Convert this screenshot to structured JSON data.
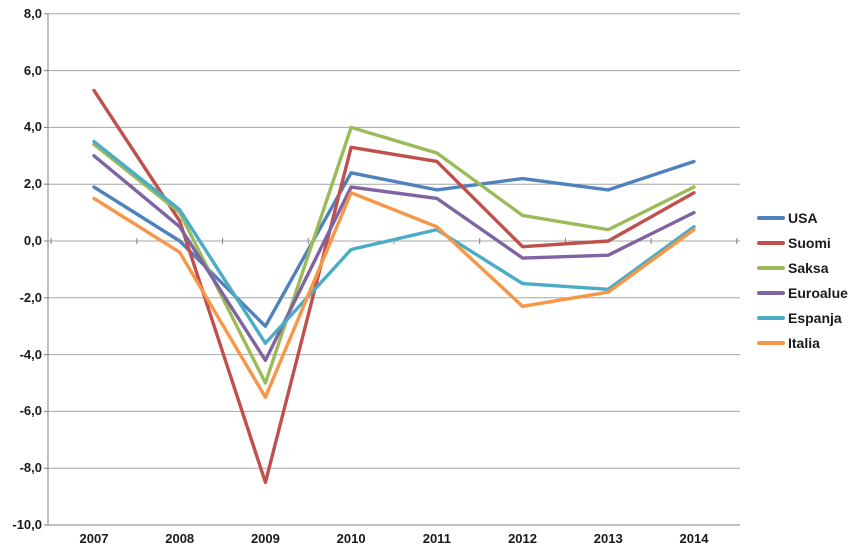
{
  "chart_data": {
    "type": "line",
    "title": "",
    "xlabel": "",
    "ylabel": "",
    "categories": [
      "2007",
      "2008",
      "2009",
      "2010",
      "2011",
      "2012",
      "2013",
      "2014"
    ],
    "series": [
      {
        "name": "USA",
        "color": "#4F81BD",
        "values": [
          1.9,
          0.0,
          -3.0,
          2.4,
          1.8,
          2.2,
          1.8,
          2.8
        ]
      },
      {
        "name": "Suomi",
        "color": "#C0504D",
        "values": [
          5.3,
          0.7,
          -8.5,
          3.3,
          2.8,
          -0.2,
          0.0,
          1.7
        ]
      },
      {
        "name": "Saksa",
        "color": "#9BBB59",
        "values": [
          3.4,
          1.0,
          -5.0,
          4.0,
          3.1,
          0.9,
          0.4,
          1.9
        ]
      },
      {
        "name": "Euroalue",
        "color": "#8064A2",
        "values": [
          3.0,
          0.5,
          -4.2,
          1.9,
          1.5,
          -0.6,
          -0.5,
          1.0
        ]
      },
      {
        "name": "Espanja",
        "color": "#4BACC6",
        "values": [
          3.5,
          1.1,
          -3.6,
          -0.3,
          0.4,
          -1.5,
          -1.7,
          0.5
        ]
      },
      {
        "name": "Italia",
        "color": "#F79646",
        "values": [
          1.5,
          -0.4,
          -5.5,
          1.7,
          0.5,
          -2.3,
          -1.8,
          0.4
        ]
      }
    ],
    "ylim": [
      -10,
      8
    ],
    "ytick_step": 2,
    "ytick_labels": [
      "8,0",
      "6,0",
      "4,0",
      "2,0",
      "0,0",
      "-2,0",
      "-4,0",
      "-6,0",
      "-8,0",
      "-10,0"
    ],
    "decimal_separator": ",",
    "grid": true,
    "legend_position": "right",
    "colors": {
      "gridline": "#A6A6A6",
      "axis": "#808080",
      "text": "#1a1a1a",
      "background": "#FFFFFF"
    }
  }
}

==

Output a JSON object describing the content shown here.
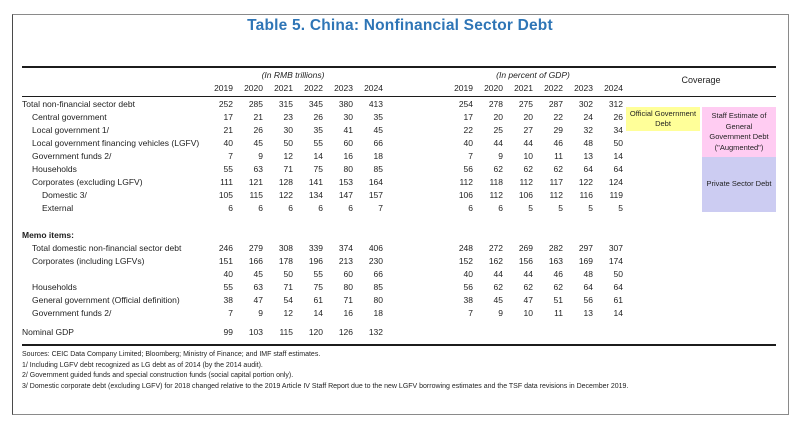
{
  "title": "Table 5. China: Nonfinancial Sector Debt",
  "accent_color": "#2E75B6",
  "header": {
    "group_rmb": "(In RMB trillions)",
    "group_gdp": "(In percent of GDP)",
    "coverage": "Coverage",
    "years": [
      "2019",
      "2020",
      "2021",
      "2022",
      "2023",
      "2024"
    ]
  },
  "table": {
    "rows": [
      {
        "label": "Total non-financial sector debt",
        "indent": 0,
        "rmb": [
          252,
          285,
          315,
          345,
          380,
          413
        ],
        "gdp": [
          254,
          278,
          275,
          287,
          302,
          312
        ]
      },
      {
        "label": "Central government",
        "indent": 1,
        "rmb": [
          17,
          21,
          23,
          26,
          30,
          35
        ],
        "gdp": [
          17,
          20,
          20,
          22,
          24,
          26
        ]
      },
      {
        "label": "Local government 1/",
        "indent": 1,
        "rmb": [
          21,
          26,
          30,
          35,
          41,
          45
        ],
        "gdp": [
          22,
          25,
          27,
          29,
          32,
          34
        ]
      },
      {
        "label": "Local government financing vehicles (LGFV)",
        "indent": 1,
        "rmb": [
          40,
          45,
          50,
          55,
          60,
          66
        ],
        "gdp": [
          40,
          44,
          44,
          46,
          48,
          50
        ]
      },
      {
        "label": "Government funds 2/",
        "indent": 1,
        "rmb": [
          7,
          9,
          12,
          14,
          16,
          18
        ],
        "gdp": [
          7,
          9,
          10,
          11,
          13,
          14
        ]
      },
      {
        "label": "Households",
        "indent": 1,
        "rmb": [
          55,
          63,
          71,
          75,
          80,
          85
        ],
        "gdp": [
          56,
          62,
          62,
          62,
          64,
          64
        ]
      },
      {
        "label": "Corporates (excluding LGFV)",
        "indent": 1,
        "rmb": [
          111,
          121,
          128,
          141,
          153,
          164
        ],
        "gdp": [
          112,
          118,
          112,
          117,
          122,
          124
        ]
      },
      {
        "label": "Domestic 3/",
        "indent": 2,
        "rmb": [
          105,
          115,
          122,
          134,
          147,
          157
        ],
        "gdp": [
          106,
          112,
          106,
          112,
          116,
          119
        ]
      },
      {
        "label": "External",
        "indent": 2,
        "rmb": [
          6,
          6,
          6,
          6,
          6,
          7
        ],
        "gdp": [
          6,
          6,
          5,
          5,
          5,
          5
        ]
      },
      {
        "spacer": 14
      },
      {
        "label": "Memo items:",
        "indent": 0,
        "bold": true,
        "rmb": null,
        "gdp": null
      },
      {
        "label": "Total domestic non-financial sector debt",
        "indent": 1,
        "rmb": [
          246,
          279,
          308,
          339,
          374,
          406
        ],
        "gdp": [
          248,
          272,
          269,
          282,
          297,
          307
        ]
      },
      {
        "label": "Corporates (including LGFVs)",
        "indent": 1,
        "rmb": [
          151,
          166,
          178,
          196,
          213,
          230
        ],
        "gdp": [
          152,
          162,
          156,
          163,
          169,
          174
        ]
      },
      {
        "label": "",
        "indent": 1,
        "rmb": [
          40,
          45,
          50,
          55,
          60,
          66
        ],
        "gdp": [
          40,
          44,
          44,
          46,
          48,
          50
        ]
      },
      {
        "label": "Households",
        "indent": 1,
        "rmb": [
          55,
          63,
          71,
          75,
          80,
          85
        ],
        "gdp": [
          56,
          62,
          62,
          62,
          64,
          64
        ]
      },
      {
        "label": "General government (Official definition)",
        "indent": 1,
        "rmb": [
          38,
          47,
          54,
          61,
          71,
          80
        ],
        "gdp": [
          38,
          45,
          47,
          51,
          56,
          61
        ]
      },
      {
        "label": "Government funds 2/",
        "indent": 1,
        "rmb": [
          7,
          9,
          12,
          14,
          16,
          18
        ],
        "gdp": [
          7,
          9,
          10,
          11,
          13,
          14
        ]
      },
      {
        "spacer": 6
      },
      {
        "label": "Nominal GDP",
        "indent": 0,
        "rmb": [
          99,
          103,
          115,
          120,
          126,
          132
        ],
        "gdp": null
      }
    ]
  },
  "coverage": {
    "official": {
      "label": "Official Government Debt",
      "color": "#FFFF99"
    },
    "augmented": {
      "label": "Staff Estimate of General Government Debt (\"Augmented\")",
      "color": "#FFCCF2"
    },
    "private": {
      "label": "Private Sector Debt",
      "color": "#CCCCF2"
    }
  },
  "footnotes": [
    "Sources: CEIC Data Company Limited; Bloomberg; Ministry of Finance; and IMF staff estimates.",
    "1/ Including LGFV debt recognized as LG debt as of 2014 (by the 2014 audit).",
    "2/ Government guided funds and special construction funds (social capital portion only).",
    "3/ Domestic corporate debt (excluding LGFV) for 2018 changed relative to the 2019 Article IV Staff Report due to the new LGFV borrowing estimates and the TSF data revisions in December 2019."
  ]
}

■ The request
Tally the lines of the data that hold the string "estimates". Answer with the number and nothing more.

■ Solution to this exercise
2